▶
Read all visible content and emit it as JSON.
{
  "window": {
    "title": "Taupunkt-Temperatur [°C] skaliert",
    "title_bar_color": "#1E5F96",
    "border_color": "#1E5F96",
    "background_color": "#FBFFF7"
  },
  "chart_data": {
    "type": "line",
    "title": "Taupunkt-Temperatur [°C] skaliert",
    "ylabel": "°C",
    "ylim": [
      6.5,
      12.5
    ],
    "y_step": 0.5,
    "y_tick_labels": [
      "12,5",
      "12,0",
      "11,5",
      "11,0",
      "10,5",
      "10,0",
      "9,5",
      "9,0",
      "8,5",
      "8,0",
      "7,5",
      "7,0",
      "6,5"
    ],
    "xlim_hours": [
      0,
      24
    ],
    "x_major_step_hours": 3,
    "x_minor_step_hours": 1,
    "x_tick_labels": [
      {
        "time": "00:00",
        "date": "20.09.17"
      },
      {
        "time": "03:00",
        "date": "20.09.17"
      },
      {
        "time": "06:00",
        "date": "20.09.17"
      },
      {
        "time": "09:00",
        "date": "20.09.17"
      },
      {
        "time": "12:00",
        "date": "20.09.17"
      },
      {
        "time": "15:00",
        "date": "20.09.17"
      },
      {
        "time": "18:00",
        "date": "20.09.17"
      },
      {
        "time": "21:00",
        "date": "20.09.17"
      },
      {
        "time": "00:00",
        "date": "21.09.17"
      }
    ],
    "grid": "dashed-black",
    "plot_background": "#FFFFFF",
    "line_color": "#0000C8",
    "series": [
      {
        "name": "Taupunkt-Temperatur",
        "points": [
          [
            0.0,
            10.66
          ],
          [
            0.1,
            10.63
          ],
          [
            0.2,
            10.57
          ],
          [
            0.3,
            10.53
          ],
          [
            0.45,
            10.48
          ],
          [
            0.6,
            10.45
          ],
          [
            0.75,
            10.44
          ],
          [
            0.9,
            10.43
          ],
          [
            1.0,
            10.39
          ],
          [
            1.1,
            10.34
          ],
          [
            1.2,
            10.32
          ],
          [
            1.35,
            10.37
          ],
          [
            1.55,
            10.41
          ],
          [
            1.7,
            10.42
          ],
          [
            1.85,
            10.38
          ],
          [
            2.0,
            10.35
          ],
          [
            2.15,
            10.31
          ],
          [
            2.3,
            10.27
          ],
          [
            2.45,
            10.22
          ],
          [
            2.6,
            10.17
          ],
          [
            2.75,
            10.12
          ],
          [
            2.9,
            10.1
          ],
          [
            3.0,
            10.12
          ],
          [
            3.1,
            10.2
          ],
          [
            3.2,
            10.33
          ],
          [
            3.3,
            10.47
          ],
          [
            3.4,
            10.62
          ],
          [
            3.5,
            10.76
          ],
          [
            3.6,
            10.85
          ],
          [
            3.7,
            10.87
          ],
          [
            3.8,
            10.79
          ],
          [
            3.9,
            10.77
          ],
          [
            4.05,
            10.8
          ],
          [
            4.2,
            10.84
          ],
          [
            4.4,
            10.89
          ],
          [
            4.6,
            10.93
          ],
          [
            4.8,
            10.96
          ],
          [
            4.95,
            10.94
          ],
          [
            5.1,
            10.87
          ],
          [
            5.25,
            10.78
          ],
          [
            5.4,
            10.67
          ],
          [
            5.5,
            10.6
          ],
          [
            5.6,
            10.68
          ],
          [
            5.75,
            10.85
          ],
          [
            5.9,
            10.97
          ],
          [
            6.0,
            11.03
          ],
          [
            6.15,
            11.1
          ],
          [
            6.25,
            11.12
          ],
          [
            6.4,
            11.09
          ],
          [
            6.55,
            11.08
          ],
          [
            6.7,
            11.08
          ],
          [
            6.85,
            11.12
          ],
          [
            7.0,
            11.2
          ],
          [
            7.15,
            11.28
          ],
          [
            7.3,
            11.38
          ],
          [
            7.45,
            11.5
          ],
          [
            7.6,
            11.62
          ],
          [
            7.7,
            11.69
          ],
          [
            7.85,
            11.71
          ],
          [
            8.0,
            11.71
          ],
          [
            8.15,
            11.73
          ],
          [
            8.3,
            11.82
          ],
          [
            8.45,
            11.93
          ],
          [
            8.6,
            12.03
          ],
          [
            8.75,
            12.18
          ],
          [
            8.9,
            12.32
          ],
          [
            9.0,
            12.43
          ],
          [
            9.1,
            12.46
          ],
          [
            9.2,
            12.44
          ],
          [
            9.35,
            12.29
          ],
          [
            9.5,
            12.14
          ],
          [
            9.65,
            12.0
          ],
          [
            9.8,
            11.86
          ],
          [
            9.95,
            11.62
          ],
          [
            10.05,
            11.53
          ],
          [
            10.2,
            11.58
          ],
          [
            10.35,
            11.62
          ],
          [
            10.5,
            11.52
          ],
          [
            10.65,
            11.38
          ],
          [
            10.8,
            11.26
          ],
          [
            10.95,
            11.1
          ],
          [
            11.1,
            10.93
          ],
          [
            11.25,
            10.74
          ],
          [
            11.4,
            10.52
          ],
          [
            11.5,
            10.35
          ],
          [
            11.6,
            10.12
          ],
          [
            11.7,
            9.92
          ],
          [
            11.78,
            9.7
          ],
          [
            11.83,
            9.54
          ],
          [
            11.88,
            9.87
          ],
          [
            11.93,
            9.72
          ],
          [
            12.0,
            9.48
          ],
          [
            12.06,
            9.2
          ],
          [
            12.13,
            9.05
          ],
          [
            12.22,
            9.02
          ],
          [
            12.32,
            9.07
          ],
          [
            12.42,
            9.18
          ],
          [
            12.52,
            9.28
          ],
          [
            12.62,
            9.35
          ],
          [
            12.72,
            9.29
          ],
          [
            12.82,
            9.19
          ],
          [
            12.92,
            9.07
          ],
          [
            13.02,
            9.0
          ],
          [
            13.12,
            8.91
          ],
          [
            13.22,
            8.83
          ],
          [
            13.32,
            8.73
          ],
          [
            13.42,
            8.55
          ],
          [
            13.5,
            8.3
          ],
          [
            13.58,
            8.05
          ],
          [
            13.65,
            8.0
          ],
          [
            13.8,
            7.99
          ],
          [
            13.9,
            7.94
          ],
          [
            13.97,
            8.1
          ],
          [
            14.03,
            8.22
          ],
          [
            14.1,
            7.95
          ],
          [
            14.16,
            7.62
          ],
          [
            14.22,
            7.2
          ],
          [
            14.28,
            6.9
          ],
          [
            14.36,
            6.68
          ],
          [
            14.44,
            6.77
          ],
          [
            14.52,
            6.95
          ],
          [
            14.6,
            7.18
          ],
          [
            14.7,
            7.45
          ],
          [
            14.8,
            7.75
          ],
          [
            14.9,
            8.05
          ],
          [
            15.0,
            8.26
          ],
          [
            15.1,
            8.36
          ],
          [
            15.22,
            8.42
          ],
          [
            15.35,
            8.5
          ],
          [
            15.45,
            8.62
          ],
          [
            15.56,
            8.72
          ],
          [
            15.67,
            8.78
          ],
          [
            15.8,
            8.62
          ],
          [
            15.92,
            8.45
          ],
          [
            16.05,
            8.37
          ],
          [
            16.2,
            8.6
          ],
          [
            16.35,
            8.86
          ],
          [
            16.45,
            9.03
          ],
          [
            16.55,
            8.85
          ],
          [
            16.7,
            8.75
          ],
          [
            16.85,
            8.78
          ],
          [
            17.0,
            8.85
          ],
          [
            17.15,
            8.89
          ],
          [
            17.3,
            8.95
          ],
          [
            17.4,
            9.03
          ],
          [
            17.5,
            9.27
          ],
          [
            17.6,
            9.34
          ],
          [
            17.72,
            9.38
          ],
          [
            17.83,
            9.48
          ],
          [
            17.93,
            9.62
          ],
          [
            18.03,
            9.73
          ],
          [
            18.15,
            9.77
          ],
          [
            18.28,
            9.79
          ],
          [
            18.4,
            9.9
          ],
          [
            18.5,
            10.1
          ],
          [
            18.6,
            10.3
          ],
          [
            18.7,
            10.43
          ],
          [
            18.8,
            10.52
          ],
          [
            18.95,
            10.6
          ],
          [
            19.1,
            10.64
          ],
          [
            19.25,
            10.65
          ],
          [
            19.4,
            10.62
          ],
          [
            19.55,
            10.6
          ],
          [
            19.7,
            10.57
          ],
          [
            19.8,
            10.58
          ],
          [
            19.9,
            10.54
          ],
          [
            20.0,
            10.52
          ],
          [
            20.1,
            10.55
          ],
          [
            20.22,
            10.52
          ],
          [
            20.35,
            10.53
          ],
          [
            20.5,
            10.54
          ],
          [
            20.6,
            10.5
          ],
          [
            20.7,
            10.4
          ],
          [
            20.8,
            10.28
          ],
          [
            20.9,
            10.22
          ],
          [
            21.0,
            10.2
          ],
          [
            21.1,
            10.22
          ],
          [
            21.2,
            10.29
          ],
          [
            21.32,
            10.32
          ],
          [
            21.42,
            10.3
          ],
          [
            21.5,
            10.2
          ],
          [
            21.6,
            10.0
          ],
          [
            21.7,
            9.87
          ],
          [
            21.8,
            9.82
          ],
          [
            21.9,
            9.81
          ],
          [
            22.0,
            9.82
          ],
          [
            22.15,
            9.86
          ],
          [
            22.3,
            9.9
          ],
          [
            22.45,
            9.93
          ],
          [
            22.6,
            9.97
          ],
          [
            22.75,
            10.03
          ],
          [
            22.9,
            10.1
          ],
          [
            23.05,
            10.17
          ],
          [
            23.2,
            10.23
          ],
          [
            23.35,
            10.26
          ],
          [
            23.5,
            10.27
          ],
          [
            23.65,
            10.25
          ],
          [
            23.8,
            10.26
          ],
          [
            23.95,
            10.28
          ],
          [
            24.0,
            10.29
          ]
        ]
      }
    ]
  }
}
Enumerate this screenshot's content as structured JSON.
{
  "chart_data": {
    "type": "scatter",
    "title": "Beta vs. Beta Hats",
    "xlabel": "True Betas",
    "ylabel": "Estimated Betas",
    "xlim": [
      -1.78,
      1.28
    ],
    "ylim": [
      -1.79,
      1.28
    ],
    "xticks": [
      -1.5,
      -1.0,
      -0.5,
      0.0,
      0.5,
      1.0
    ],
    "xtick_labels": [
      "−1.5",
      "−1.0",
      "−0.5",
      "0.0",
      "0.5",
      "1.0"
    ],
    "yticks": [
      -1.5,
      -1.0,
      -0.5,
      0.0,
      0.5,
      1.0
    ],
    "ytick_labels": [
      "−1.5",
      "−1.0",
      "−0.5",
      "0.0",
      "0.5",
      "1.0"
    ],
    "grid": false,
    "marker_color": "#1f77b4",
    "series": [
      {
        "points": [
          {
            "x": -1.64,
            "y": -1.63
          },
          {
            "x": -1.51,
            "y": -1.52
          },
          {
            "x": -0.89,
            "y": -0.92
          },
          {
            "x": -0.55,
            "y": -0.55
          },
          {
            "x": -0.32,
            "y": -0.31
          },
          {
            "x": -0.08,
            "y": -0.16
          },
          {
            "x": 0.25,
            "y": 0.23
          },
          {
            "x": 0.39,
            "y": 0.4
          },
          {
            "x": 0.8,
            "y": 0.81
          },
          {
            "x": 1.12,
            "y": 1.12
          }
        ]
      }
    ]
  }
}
◀
Starting at the line that contains "Enumerate this screenshot's", copy each line exactly through the end of the listing above. Include that first line and the last one, and add nothing.

Enumerate this screenshot's content as structured JSON.
{
  "chart_data": {
    "type": "scatter",
    "title": "Beta vs. Beta Hats",
    "xlabel": "True Betas",
    "ylabel": "Estimated Betas",
    "xlim": [
      -1.78,
      1.28
    ],
    "ylim": [
      -1.79,
      1.28
    ],
    "xticks": [
      -1.5,
      -1.0,
      -0.5,
      0.0,
      0.5,
      1.0
    ],
    "xtick_labels": [
      "−1.5",
      "−1.0",
      "−0.5",
      "0.0",
      "0.5",
      "1.0"
    ],
    "yticks": [
      -1.5,
      -1.0,
      -0.5,
      0.0,
      0.5,
      1.0
    ],
    "ytick_labels": [
      "−1.5",
      "−1.0",
      "−0.5",
      "0.0",
      "0.5",
      "1.0"
    ],
    "grid": false,
    "marker_color": "#1f77b4",
    "series": [
      {
        "points": [
          {
            "x": -1.64,
            "y": -1.63
          },
          {
            "x": -1.51,
            "y": -1.52
          },
          {
            "x": -0.89,
            "y": -0.92
          },
          {
            "x": -0.55,
            "y": -0.55
          },
          {
            "x": -0.32,
            "y": -0.31
          },
          {
            "x": -0.08,
            "y": -0.16
          },
          {
            "x": 0.25,
            "y": 0.23
          },
          {
            "x": 0.39,
            "y": 0.4
          },
          {
            "x": 0.8,
            "y": 0.81
          },
          {
            "x": 1.12,
            "y": 1.12
          }
        ]
      }
    ]
  }
}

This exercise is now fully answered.